Stated task: Copy every line of the records below that holds the word "home".

Dataset excerpts:
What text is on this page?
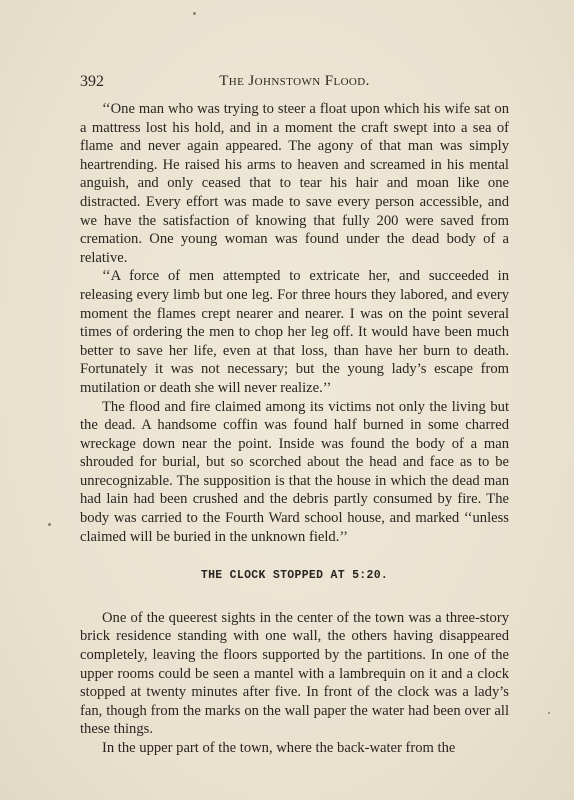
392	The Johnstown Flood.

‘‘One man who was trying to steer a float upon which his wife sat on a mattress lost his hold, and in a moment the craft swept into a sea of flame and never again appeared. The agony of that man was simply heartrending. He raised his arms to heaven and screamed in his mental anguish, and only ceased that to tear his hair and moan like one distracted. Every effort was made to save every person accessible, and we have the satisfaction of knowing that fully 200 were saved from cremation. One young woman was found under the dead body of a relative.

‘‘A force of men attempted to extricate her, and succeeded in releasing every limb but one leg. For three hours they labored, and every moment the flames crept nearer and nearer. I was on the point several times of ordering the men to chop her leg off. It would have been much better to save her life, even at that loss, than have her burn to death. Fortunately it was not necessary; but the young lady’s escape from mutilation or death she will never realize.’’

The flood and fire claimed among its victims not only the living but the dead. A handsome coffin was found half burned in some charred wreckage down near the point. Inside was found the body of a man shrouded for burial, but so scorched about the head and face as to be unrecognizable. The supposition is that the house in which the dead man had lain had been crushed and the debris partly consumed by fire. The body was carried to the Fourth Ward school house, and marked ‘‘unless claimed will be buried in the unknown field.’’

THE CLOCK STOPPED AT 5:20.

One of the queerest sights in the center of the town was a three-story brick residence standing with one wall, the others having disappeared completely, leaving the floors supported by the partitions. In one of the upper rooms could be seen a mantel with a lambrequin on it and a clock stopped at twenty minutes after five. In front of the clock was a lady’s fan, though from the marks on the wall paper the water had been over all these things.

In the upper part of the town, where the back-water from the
...
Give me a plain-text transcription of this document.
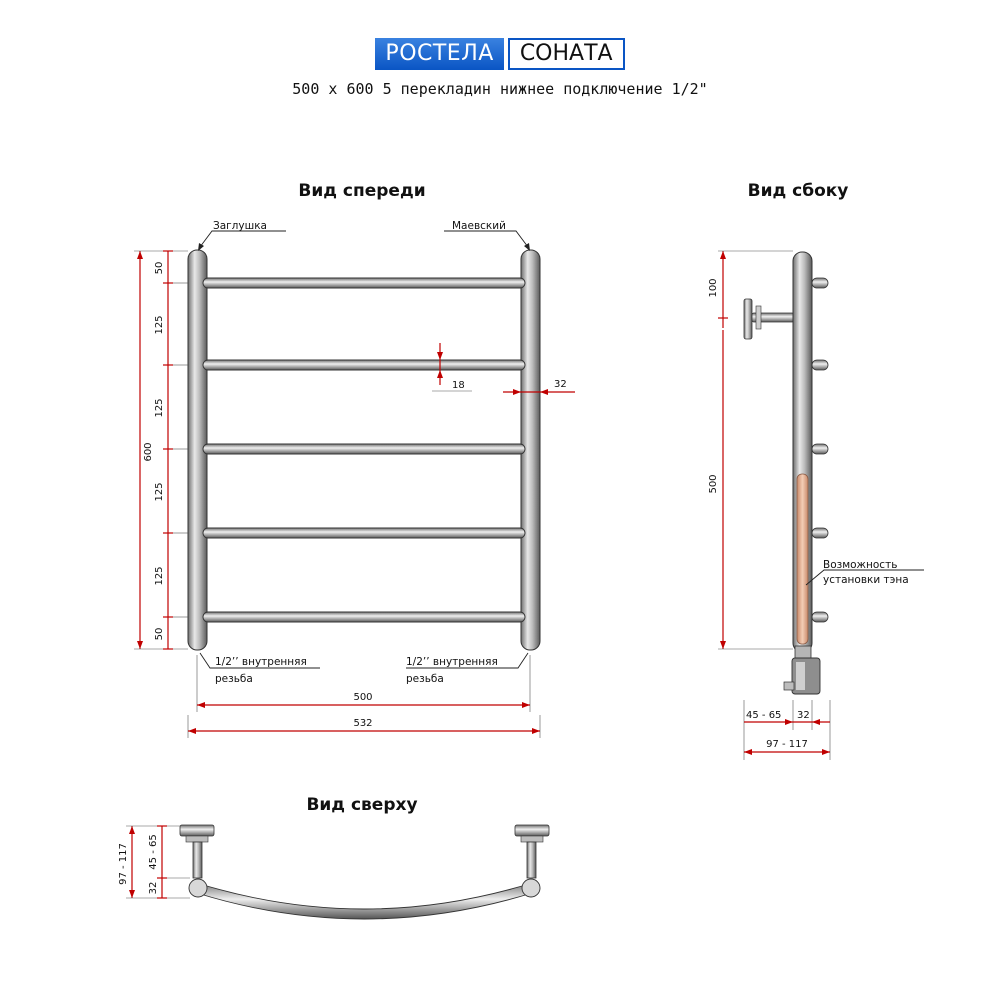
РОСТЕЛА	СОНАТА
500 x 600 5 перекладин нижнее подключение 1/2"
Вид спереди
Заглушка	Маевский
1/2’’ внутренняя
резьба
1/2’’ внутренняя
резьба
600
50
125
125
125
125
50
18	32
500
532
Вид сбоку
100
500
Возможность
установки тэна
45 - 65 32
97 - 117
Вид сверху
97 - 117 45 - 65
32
--
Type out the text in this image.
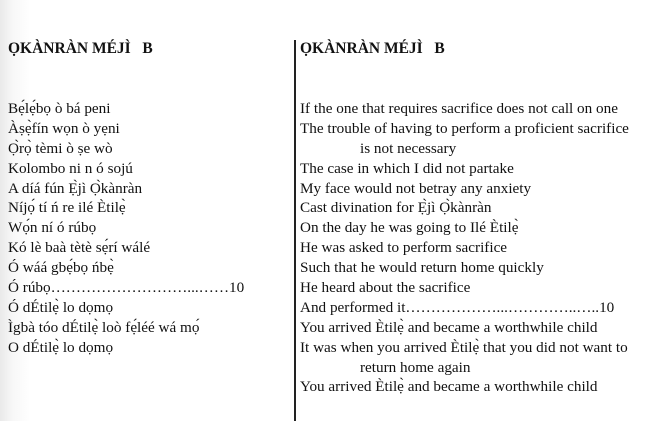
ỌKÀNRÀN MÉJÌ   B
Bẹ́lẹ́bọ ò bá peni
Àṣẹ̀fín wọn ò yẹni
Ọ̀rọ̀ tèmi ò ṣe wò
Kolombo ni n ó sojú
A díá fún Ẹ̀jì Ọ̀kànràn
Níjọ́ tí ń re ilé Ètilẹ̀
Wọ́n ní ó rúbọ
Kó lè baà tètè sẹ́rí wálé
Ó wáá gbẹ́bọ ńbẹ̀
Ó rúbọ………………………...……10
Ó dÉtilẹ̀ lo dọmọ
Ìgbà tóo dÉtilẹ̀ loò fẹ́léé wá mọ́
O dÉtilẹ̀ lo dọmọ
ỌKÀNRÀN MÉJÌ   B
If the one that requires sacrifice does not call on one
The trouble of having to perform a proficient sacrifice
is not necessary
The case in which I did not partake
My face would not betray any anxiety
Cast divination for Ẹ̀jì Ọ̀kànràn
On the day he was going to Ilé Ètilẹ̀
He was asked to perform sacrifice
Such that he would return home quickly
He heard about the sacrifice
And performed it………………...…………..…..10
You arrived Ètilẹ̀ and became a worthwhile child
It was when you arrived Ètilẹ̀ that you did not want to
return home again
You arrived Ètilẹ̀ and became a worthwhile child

The reply:
Such that he would return home quickly
return home again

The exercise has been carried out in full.